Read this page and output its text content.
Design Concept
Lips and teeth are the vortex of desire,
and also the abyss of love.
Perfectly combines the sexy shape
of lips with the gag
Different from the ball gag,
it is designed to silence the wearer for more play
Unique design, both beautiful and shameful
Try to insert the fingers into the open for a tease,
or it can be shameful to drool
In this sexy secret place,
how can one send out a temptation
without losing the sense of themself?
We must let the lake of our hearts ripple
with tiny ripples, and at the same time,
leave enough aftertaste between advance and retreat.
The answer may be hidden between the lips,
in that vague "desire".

------

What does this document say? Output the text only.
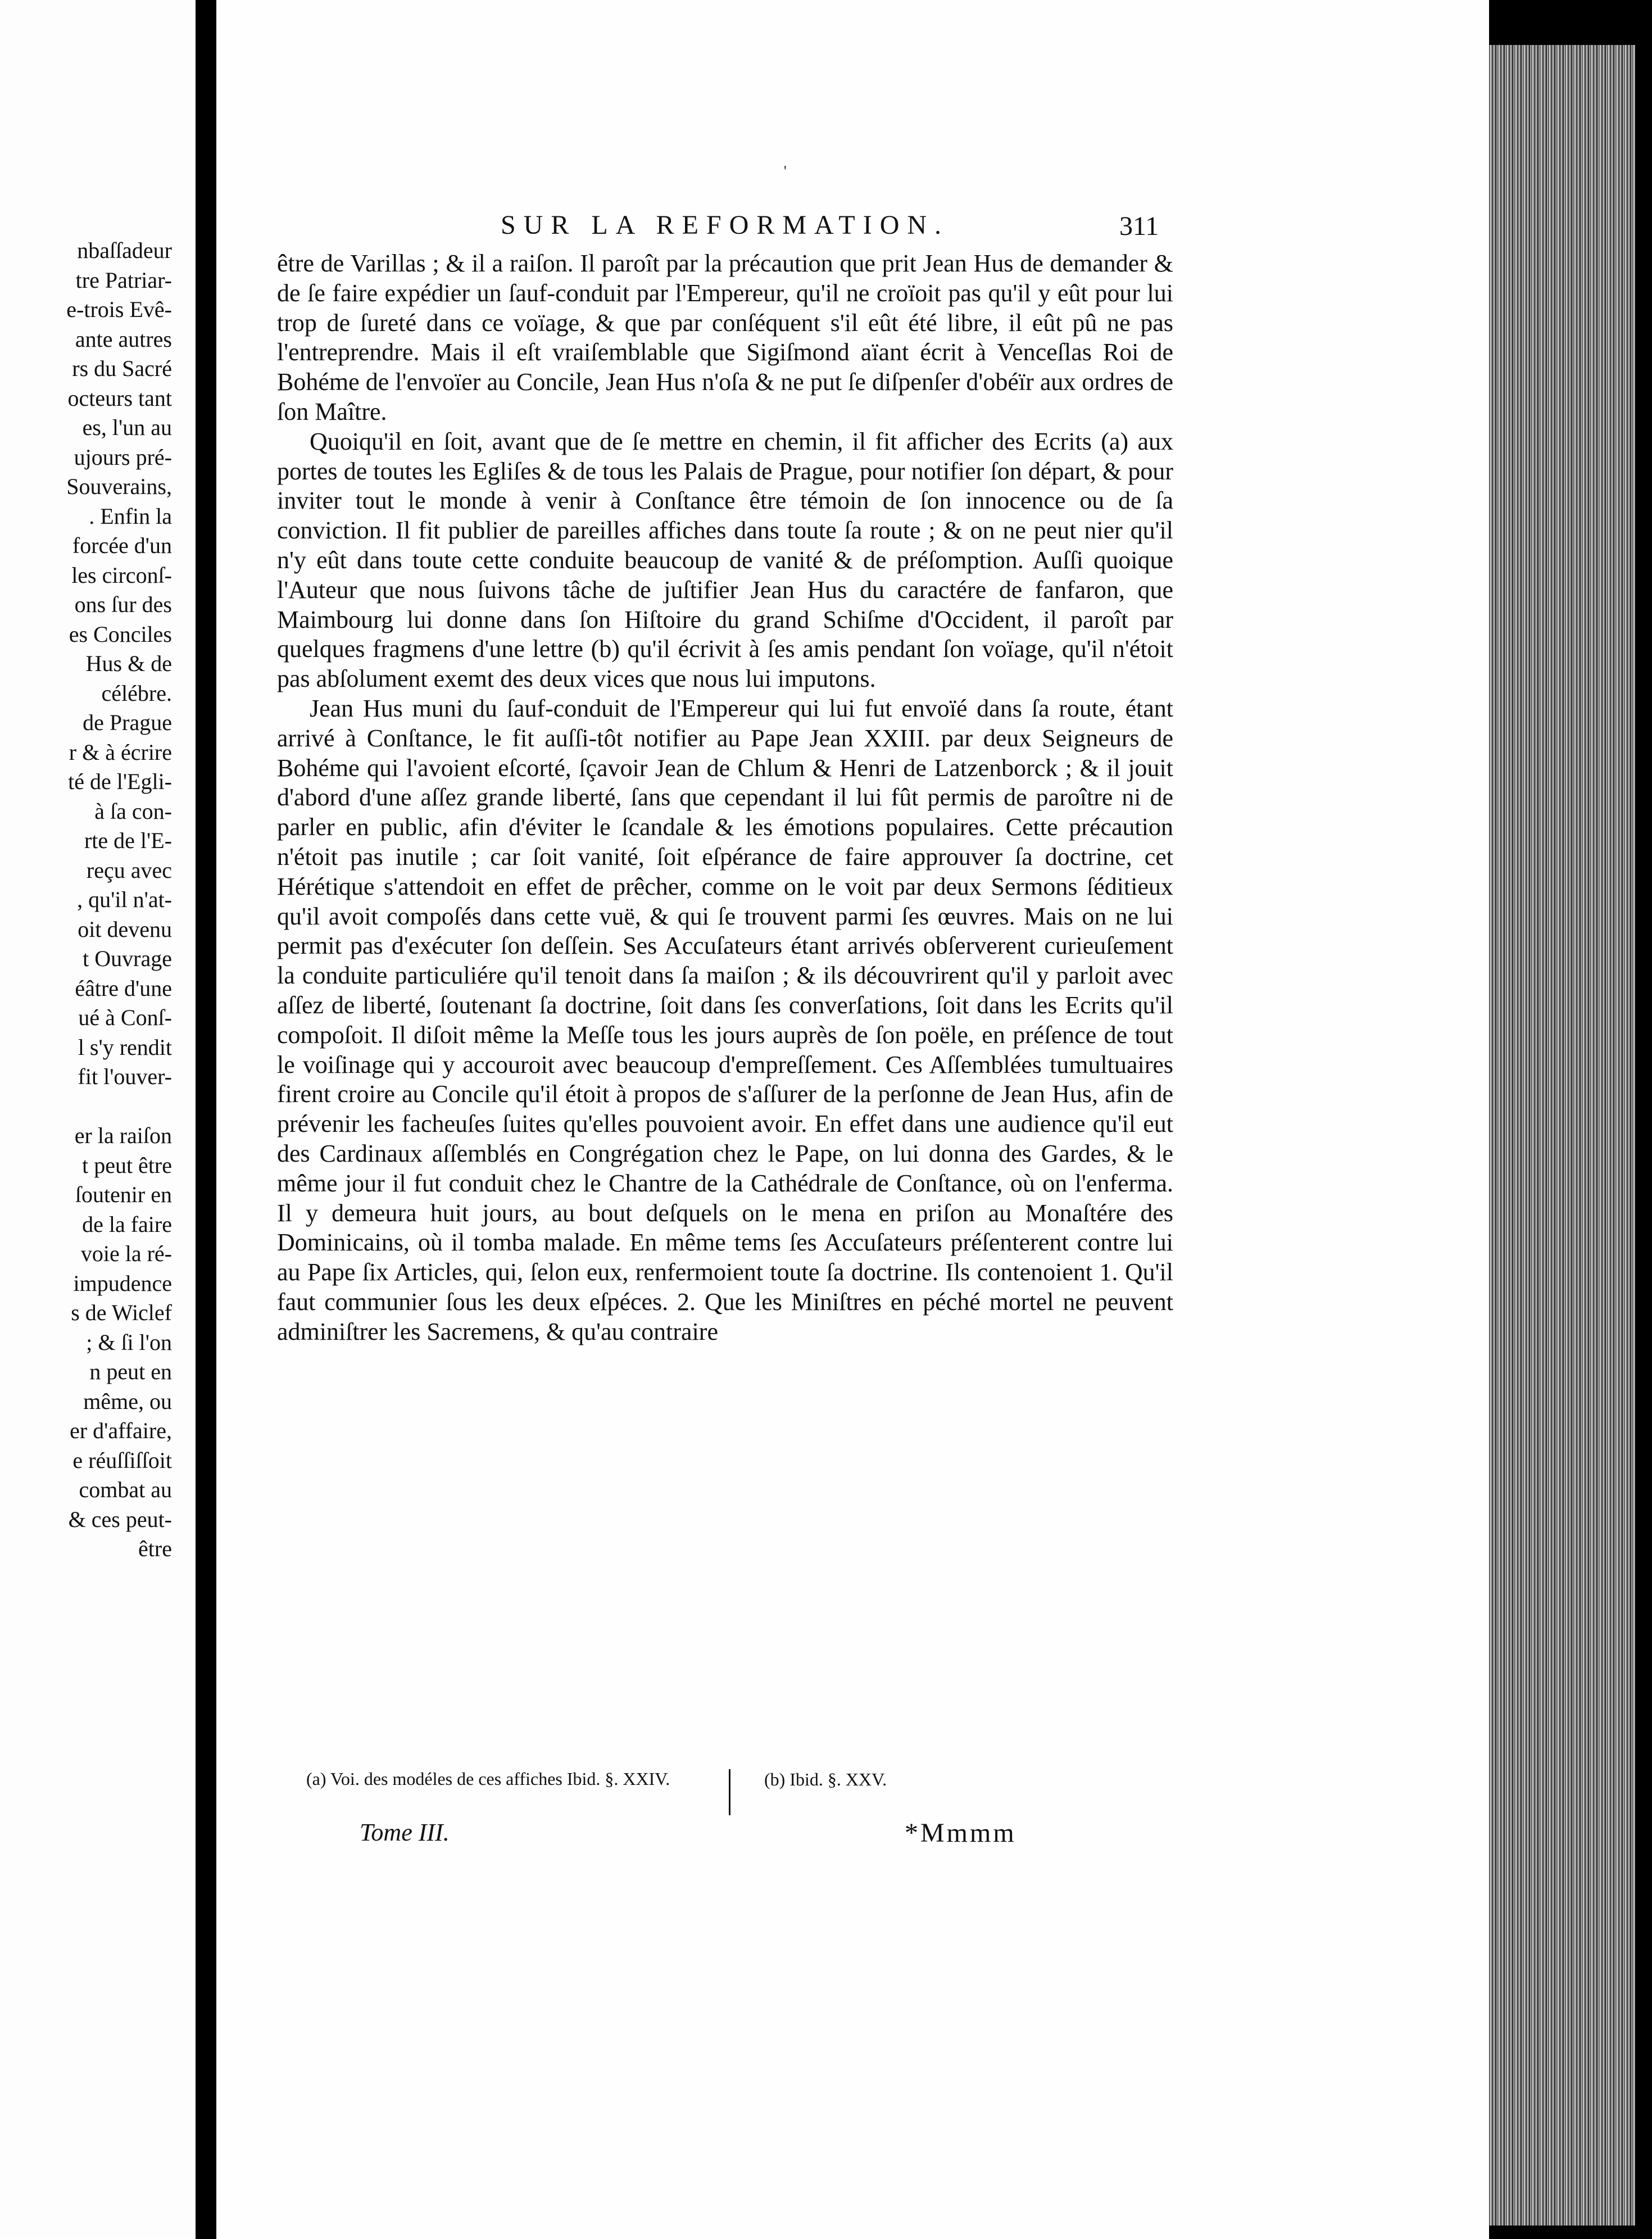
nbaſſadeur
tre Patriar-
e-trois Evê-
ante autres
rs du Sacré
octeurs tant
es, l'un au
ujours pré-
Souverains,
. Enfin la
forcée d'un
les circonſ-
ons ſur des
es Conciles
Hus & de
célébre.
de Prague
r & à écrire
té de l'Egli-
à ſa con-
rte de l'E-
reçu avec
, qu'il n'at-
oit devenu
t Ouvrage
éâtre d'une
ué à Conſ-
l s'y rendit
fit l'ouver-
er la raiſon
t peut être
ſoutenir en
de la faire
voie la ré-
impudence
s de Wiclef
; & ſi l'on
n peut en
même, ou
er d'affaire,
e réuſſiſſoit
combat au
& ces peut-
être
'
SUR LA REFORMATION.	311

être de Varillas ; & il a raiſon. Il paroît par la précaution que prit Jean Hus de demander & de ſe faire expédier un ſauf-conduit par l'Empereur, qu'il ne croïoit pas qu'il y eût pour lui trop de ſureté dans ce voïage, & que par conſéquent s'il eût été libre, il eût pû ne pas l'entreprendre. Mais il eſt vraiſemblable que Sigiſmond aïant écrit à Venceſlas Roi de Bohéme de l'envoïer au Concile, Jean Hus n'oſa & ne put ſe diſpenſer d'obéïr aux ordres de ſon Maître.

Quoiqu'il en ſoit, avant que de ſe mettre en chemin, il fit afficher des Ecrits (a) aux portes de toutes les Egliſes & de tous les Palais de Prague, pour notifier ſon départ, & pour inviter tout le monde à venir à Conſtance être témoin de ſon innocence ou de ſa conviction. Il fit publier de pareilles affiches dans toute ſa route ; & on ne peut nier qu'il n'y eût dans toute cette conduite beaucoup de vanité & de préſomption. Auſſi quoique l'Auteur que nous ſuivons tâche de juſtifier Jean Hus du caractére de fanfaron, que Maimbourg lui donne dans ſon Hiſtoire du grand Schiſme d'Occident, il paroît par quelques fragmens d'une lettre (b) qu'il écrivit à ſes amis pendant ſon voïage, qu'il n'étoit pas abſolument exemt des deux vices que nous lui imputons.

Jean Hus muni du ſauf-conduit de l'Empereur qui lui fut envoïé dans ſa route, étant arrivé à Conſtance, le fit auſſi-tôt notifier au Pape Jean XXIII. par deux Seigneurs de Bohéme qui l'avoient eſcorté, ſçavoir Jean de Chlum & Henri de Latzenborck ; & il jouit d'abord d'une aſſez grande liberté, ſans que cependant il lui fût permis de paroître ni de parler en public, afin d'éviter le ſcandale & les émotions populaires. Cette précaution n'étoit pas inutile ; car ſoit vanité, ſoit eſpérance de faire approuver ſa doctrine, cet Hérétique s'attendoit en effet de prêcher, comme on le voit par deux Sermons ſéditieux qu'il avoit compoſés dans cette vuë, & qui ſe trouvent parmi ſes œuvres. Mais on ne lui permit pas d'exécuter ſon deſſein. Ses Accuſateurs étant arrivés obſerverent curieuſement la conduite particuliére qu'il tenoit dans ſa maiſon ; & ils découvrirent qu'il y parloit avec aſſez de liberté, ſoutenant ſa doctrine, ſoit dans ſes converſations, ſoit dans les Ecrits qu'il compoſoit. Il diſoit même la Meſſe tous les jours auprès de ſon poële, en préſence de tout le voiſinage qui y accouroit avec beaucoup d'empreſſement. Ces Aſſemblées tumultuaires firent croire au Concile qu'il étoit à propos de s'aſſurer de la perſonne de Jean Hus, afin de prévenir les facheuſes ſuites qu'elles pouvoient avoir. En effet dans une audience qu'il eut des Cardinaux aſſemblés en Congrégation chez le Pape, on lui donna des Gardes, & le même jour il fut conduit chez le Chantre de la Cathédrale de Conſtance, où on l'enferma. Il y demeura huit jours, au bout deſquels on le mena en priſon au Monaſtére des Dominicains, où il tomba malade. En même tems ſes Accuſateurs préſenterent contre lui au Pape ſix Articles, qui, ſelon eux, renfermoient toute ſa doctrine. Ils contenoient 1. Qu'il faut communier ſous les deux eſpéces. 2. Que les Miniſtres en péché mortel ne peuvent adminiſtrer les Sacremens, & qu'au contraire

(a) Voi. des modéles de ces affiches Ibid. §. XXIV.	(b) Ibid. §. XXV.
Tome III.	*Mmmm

------

» **EXERCISE PROMPT**
Indicate how many lines of the material include the word "sexy"; the number alone is required.

» **REPLY**
2